** Given problem **
Quote every line of the material beneath this one.

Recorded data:
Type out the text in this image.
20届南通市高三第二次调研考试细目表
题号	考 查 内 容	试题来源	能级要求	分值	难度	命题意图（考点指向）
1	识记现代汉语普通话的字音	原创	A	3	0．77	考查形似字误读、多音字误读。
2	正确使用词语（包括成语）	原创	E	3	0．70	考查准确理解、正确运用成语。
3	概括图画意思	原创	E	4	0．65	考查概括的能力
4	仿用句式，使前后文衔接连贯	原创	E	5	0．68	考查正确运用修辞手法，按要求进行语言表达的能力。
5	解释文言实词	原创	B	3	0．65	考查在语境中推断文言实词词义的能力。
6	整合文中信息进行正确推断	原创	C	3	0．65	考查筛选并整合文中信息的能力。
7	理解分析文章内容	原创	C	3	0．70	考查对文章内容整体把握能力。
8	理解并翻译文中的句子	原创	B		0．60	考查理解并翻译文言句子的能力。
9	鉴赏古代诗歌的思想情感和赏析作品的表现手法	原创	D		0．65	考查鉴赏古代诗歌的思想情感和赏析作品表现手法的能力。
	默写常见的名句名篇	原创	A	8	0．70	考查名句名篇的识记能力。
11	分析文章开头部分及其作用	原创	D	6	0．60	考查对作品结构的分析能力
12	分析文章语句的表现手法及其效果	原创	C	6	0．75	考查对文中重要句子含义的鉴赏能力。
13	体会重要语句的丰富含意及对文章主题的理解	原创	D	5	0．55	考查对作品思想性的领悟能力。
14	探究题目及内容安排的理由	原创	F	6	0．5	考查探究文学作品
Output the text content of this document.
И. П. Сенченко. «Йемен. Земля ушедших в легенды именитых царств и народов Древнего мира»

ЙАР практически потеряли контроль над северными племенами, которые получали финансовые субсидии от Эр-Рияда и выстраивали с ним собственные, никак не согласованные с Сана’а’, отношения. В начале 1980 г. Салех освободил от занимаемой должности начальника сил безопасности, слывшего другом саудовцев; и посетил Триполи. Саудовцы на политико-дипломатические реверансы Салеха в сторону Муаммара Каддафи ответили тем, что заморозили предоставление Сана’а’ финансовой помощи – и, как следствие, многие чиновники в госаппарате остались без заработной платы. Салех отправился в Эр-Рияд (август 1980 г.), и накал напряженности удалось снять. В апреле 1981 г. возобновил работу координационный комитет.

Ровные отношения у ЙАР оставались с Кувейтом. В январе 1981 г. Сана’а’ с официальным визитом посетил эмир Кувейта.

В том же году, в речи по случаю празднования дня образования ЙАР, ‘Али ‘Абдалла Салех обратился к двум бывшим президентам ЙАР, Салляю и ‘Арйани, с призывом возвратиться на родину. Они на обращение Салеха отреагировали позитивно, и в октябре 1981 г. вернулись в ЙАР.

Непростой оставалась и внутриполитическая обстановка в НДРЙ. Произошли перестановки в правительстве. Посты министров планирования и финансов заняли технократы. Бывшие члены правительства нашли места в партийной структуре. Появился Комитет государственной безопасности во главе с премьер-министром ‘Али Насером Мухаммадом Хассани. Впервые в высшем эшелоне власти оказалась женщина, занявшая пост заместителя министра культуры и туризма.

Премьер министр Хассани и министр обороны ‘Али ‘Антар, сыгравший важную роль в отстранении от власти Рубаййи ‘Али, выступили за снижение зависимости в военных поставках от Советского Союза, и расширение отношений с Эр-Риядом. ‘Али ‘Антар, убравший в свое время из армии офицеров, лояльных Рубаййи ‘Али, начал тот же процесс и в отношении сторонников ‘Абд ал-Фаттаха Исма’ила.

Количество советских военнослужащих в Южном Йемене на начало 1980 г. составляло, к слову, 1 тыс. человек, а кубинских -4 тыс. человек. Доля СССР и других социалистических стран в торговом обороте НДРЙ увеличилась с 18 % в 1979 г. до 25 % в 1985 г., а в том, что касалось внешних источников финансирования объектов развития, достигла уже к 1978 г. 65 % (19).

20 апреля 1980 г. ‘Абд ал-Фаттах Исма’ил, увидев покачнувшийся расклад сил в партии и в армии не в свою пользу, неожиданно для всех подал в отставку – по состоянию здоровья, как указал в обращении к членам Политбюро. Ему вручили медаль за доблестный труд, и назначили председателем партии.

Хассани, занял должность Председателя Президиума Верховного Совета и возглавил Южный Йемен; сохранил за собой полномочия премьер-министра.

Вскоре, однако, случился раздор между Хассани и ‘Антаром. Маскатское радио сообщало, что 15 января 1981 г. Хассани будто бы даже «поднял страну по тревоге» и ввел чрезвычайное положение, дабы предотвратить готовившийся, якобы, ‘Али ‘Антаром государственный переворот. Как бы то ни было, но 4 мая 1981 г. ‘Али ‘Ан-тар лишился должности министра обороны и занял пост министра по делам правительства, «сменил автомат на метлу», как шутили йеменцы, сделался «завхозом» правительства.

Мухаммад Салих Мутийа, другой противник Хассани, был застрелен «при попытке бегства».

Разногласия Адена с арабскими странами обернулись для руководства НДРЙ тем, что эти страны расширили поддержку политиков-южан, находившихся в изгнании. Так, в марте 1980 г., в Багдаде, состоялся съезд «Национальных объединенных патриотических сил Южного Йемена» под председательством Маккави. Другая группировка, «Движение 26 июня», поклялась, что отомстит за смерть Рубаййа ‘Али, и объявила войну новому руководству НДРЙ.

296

** Written response **
Type out the text in this image.
20届南通市高三第二次调研考试细目表
题号	考 查 内 容	试题来源	能级要求	分值	难度	命题意图（考点指向）
1	识记现代汉语普通话的字音	原创	A	3	0．77	考查形似字误读、多音字误读。
2	正确使用词语（包括成语）	原创	E	3	0．70	考查准确理解、正确运用成语。
3	概括图画意思	原创	E	4	0．65	考查概括的能力
4	仿用句式，使前后文衔接连贯	原创	E	5	0．68	考查正确运用修辞手法，按要求进行语言表达的能力。
5	解释文言实词	原创	B	3	0．65	考查在语境中推断文言实词词义的能力。
6	整合文中信息进行正确推断	原创	C	3	0．65	考查筛选并整合文中信息的能力。
7	理解分析文章内容	原创	C	3	0．70	考查对文章内容整体把握能力。
8	理解并翻译文中的句子	原创	B		0．60	考查理解并翻译文言句子的能力。
9	鉴赏古代诗歌的思想情感和赏析作品的表现手法	原创	D		0．65	考查鉴赏古代诗歌的思想情感和赏析作品表现手法的能力。
	默写常见的名句名篇	原创	A	8	0．70	考查名句名篇的识记能力。
11	分析文章开头部分及其作用	原创	D	6	0．60	考查对作品结构的分析能力
12	分析文章语句的表现手法及其效果	原创	C	6	0．75	考查对文中重要句子含义的鉴赏能力。
13	体会重要语句的丰富含意及对文章主题的理解	原创	D	5	0．55	考查对作品思想性的领悟能力。
14	探究题目及内容安排的理由	原创	F	6	0．5	考查探究文学作品
Output the text content of this document.
И. П. Сенченко. «Йемен. Земля ушедших в легенды именитых царств и народов Древнего мира»

ЙАР практически потеряли контроль над северными племенами, которые получали финансовые субсидии от Эр-Рияда и выстраивали с ним собственные, никак не согласованные с Сана’а’, отношения. В начале 1980 г. Салех освободил от занимаемой должности начальника сил безопасности, слывшего другом саудовцев; и посетил Триполи. Саудовцы на политико-дипломатические реверансы Салеха в сторону Муаммара Каддафи ответили тем, что заморозили предоставление Сана’а’ финансовой помощи – и, как следствие, многие чиновники в госаппарате остались без заработной платы. Салех отправился в Эр-Рияд (август 1980 г.), и накал напряженности удалось снять. В апреле 1981 г. возобновил работу координационный комитет.

Ровные отношения у ЙАР оставались с Кувейтом. В январе 1981 г. Сана’а’ с официальным визитом посетил эмир Кувейта.

В том же году, в речи по случаю празднования дня образования ЙАР, ‘Али ‘Абдалла Салех обратился к двум бывшим президентам ЙАР, Салляю и ‘Арйани, с призывом возвратиться на родину. Они на обращение Салеха отреагировали позитивно, и в октябре 1981 г. вернулись в ЙАР.

Непростой оставалась и внутриполитическая обстановка в НДРЙ. Произошли перестановки в правительстве. Посты министров планирования и финансов заняли технократы. Бывшие члены правительства нашли места в партийной структуре. Появился Комитет государственной безопасности во главе с премьер-министром ‘Али Насером Мухаммадом Хассани. Впервые в высшем эшелоне власти оказалась женщина, занявшая пост заместителя министра культуры и туризма.

Премьер министр Хассани и министр обороны ‘Али ‘Антар, сыгравший важную роль в отстранении от власти Рубаййи ‘Али, выступили за снижение зависимости в военных поставках от Советского Союза, и расширение отношений с Эр-Риядом. ‘Али ‘Антар, убравший в свое время из армии офицеров, лояльных Рубаййи ‘Али, начал тот же процесс и в отношении сторонников ‘Абд ал-Фаттаха Исма’ила.

Количество советских военнослужащих в Южном Йемене на начало 1980 г. составляло, к слову, 1 тыс. человек, а кубинских -4 тыс. человек. Доля СССР и других социалистических стран в торговом обороте НДРЙ увеличилась с 18 % в 1979 г. до 25 % в 1985 г., а в том, что касалось внешних источников финансирования объектов развития, достигла уже к 1978 г. 65 % (19).

20 апреля 1980 г. ‘Абд ал-Фаттах Исма’ил, увидев покачнувшийся расклад сил в партии и в армии не в свою пользу, неожиданно для всех подал в отставку – по состоянию здоровья, как указал в обращении к членам Политбюро. Ему вручили медаль за доблестный труд, и назначили председателем партии.

Хассани, занял должность Председателя Президиума Верховного Совета и возглавил Южный Йемен; сохранил за собой полномочия премьер-министра.

Вскоре, однако, случился раздор между Хассани и ‘Антаром. Маскатское радио сообщало, что 15 января 1981 г. Хассани будто бы даже «поднял страну по тревоге» и ввел чрезвычайное положение, дабы предотвратить готовившийся, якобы, ‘Али ‘Антаром государственный переворот. Как бы то ни было, но 4 мая 1981 г. ‘Али ‘Ан-тар лишился должности министра обороны и занял пост министра по делам правительства, «сменил автомат на метлу», как шутили йеменцы, сделался «завхозом» правительства.

Мухаммад Салих Мутийа, другой противник Хассани, был застрелен «при попытке бегства».

Разногласия Адена с арабскими странами обернулись для руководства НДРЙ тем, что эти страны расширили поддержку политиков-южан, находившихся в изгнании. Так, в марте 1980 г., в Багдаде, состоялся съезд «Национальных объединенных патриотических сил Южного Йемена» под председательством Маккави. Другая группировка, «Движение 26 июня», поклялась, что отомстит за смерть Рубаййа ‘Али, и объявила войну новому руководству НДРЙ.

296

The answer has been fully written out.